:: What needs to be done ::
Identify every line containing the word "this" and reproduce each one.

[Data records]
# # # #

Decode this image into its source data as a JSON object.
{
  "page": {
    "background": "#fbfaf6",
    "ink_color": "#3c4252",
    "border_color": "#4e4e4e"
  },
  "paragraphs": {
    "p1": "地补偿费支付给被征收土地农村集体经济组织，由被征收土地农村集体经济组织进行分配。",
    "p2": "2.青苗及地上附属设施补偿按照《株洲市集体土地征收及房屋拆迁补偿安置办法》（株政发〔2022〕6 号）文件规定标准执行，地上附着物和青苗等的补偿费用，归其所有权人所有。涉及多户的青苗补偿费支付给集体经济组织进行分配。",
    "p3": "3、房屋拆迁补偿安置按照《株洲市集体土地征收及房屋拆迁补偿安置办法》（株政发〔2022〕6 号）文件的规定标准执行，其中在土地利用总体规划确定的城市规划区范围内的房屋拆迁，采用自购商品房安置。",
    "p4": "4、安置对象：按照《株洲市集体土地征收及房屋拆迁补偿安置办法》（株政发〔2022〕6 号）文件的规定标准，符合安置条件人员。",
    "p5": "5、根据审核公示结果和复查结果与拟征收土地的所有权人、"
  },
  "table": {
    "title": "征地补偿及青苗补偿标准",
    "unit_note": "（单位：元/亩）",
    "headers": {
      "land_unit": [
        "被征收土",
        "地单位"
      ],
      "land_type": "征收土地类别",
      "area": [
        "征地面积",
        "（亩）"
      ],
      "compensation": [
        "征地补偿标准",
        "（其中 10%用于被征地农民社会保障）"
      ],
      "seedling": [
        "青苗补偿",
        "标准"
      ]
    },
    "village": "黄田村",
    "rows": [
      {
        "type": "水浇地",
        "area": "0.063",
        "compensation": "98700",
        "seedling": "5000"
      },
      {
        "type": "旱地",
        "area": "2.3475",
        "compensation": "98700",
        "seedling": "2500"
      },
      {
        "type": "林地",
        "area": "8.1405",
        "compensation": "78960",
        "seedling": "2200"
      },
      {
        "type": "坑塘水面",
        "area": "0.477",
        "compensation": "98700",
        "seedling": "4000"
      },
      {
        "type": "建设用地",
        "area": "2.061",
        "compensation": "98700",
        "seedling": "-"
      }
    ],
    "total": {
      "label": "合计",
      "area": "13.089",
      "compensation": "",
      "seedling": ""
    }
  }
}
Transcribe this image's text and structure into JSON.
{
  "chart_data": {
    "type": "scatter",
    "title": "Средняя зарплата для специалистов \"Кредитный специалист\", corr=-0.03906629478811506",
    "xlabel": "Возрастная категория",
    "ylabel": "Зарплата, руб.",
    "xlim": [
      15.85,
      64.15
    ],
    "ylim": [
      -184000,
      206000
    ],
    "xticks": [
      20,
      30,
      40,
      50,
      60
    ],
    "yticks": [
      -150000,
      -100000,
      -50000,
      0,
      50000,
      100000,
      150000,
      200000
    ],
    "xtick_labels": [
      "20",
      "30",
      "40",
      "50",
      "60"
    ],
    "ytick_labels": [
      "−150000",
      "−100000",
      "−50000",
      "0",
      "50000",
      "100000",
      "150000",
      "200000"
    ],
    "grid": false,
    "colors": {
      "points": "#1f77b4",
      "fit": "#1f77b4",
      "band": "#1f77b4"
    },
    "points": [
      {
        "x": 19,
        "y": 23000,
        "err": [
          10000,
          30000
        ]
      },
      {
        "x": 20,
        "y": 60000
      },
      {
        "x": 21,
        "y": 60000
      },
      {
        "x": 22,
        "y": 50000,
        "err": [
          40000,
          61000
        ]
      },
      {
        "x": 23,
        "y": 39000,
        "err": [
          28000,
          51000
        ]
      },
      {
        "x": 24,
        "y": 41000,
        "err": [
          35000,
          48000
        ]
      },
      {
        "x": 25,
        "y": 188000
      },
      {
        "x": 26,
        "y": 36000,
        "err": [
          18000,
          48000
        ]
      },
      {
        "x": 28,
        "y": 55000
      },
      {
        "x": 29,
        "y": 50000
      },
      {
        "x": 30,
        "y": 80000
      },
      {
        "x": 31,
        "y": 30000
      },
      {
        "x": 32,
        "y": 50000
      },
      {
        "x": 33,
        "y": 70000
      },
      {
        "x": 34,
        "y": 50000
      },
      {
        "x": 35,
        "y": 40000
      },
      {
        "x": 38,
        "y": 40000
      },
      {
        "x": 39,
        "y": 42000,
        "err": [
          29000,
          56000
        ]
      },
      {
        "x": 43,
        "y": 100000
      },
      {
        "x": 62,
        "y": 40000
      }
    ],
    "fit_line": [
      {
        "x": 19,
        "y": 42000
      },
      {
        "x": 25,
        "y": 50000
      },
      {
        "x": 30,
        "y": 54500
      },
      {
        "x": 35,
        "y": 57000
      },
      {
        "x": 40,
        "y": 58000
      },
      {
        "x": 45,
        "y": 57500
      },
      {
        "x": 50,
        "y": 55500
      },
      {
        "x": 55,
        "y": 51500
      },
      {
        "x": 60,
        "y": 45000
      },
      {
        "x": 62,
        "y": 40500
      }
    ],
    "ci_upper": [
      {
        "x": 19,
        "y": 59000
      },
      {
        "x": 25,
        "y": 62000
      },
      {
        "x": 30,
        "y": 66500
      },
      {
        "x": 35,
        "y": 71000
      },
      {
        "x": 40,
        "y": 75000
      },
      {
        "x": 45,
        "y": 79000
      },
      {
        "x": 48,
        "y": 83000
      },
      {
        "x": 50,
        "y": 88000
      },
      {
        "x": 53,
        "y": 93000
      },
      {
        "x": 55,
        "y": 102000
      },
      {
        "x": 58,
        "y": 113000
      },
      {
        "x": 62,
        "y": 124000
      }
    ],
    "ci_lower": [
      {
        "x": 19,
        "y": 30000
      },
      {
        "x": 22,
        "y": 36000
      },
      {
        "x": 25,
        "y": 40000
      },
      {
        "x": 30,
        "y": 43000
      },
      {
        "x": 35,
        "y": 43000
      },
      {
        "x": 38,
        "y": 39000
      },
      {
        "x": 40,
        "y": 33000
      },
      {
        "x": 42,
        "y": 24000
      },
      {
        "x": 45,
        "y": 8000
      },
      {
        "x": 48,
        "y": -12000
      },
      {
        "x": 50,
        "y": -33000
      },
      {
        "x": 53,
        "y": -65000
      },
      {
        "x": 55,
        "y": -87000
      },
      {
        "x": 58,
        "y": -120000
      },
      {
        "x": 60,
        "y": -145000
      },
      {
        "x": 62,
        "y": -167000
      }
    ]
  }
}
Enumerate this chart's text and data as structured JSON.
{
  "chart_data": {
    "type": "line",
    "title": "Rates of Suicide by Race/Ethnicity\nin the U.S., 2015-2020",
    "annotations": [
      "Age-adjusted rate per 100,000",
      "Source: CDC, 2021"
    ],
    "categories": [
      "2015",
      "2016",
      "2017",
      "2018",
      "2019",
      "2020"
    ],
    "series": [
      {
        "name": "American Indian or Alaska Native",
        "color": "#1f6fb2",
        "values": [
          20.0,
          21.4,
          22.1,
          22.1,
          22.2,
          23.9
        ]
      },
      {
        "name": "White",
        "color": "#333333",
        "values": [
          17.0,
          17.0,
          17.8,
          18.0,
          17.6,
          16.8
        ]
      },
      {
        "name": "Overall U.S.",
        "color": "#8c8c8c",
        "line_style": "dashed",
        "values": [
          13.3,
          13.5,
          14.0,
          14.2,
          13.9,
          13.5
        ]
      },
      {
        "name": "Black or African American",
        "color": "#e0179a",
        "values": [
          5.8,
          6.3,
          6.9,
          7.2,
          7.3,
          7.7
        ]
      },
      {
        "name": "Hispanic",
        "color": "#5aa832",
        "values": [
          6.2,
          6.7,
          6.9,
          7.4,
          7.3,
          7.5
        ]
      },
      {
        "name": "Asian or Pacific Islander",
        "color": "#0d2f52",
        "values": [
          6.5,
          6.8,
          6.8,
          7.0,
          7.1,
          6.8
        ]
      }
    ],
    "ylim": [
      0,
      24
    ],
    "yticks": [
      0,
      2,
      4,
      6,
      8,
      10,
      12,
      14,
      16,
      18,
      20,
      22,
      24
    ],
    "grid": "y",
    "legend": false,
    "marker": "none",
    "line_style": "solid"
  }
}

# # # #

:: The response ::
Decode this image into its source data as a JSON object.
Transcribe this image's text and structure into JSON.
Enumerate this chart's text and data as structured JSON.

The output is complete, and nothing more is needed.